─── RECORD SET ───
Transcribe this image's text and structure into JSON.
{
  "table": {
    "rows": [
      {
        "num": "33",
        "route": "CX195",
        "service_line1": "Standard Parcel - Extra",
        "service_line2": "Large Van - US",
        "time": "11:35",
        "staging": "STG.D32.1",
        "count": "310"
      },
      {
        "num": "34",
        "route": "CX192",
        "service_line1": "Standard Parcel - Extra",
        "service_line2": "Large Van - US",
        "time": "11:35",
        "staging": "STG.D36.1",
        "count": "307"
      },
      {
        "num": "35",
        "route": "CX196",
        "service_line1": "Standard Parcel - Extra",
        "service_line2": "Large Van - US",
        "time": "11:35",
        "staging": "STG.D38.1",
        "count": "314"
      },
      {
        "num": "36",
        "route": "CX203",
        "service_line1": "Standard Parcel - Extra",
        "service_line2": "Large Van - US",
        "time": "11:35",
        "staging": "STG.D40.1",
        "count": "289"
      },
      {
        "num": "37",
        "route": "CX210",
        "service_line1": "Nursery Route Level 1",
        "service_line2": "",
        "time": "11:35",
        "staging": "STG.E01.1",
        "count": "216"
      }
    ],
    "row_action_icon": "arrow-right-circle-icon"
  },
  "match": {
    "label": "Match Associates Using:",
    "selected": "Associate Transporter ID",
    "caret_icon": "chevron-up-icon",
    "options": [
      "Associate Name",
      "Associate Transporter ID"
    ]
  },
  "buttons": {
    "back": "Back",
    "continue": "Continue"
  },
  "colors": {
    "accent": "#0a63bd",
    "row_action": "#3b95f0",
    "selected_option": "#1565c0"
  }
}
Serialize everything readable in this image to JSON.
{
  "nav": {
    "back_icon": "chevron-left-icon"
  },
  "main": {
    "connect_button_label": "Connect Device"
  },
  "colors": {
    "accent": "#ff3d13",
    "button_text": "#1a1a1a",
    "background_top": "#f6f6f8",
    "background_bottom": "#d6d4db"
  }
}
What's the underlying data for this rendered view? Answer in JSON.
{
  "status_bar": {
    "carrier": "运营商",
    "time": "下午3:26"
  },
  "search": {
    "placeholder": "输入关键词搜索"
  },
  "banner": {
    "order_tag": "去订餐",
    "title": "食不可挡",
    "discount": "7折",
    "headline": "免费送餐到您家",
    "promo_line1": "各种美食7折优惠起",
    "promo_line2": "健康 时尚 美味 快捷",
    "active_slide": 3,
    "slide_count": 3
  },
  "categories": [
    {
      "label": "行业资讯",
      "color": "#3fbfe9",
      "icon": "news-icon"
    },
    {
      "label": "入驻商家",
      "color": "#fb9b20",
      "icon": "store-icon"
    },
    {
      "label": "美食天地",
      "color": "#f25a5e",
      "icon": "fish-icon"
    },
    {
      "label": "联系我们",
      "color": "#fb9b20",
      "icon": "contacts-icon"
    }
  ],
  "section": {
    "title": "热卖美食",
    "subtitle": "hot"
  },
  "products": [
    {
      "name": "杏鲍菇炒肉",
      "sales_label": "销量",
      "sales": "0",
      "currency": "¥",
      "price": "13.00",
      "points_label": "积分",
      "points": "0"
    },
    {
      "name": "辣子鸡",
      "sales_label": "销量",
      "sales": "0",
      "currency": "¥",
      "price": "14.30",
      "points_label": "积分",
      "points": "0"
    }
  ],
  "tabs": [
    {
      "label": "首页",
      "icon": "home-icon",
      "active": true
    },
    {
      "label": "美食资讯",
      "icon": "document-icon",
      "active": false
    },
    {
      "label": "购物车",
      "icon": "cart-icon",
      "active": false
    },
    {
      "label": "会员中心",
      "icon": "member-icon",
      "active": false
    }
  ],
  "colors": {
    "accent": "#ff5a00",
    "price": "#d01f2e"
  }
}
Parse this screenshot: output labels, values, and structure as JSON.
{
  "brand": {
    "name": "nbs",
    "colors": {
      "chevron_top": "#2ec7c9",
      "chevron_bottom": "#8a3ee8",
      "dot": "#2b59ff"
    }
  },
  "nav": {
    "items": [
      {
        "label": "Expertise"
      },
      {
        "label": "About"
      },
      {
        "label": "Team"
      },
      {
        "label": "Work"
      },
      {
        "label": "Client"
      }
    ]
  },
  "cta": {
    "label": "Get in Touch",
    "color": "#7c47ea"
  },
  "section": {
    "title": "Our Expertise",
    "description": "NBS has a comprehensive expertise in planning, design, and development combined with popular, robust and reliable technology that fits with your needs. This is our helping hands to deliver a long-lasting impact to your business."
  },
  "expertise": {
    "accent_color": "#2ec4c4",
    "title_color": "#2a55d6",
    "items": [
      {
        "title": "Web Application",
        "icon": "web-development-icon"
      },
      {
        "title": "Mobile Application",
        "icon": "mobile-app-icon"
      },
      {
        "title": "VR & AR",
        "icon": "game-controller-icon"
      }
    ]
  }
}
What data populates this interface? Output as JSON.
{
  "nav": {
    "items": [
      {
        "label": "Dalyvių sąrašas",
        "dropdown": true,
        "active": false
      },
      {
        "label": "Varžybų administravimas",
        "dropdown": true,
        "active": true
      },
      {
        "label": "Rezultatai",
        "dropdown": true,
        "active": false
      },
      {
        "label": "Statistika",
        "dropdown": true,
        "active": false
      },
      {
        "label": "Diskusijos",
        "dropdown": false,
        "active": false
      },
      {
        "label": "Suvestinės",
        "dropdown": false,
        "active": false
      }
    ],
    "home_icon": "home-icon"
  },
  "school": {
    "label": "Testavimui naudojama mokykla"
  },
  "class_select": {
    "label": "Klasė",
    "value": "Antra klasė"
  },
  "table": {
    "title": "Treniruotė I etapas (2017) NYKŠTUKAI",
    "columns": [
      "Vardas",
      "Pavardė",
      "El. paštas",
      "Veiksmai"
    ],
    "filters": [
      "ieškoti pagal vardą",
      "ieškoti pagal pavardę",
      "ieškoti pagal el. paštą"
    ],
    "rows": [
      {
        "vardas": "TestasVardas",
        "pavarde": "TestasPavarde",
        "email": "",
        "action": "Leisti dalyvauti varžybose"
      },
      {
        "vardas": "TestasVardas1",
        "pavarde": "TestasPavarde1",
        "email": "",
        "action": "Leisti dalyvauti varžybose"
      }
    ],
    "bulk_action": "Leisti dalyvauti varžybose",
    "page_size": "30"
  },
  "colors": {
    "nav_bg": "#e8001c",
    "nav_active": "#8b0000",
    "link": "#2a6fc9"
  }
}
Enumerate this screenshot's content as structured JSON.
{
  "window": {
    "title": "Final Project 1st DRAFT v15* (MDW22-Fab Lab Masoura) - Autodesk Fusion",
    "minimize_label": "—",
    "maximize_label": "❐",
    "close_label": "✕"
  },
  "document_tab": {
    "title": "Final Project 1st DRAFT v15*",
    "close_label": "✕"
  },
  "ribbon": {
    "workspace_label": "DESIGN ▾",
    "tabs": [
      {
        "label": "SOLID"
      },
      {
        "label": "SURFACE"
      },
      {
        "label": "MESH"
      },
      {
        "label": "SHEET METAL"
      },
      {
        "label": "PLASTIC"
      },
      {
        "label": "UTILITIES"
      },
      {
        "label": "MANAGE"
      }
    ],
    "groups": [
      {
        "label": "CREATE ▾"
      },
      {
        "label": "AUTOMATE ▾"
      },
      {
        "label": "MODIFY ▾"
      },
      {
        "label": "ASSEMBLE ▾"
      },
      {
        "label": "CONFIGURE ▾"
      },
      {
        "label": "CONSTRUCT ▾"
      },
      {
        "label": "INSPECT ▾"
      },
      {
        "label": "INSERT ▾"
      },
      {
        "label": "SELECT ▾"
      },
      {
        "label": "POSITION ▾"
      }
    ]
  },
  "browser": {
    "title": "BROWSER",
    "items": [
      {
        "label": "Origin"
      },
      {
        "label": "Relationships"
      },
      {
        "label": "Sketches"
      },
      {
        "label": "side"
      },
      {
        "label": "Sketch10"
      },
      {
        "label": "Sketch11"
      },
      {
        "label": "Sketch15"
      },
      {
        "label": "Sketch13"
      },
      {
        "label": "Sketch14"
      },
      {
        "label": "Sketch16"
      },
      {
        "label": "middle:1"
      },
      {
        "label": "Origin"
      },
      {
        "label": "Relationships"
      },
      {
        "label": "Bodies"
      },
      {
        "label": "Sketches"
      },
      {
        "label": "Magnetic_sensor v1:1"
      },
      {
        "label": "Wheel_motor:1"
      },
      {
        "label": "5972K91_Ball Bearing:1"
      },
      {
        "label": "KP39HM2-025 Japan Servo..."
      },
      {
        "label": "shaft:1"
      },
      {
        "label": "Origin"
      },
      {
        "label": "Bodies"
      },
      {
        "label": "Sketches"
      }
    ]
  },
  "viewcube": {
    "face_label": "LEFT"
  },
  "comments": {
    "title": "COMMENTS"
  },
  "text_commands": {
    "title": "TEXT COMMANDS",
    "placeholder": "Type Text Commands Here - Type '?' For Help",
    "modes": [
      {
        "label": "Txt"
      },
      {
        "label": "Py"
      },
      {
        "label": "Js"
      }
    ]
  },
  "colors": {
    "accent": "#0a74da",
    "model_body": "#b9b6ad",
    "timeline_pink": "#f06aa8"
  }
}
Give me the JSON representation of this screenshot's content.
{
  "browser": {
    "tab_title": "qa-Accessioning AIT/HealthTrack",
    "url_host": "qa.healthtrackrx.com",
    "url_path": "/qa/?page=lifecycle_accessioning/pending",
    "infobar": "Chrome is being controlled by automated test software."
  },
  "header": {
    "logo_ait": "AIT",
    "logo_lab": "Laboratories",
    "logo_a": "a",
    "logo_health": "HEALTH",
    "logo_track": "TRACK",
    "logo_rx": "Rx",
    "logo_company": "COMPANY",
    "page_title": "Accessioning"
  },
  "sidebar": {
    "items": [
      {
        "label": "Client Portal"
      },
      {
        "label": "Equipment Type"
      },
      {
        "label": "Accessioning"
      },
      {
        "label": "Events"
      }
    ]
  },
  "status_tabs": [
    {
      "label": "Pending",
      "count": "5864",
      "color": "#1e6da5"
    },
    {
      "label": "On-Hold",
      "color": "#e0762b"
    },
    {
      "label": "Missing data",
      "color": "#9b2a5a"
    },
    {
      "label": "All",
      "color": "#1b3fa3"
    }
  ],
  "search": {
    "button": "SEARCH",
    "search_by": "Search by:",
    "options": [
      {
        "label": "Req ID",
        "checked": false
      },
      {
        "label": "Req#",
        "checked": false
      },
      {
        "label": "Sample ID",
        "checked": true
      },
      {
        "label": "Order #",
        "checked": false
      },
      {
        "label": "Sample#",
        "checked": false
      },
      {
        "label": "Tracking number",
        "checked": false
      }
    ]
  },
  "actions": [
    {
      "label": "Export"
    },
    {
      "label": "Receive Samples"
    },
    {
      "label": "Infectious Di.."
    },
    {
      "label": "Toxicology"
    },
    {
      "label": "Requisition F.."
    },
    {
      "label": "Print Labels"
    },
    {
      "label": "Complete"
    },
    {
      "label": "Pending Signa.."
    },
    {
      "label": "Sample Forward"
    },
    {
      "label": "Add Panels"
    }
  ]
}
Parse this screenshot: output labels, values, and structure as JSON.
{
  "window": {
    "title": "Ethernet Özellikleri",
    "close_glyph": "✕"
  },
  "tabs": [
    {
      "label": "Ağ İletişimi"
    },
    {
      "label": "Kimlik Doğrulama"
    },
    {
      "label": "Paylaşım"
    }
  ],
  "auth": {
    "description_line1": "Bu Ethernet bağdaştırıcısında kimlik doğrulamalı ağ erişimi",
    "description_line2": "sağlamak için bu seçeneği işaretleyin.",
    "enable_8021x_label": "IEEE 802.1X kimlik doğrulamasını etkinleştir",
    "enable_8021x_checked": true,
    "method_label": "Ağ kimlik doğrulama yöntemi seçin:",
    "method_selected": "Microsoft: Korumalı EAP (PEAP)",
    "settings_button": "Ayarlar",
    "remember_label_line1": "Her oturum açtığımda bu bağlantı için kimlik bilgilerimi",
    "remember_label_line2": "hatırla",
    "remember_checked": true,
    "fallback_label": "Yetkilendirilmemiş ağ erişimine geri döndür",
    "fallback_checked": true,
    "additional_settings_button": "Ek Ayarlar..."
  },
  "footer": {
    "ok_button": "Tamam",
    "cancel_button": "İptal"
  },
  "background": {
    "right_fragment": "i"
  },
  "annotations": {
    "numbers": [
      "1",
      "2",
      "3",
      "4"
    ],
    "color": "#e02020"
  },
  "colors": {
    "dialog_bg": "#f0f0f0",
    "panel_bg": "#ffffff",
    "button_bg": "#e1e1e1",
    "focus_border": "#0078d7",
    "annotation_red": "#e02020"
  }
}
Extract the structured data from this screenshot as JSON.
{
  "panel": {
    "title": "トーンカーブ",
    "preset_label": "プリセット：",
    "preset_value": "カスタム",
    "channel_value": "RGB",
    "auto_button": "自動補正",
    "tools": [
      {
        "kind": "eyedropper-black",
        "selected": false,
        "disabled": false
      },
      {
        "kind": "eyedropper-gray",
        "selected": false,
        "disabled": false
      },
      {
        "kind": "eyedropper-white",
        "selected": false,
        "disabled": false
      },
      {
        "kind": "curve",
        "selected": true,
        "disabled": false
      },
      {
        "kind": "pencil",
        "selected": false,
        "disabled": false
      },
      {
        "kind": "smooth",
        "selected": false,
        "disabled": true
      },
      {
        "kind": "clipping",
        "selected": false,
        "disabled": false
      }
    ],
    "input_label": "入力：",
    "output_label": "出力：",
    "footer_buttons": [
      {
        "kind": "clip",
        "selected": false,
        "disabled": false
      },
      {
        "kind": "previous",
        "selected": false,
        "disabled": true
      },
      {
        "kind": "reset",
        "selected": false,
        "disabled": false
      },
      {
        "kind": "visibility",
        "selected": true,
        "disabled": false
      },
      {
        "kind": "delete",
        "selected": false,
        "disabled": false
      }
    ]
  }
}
───
From the entries above, extract every line where the word "data" appears.

What's the underlying data for this rendered view? Answer in JSON.
What data populates this interface? Output as JSON.
      "label": "Missing data",
Extract the structured data from this screenshot as JSON.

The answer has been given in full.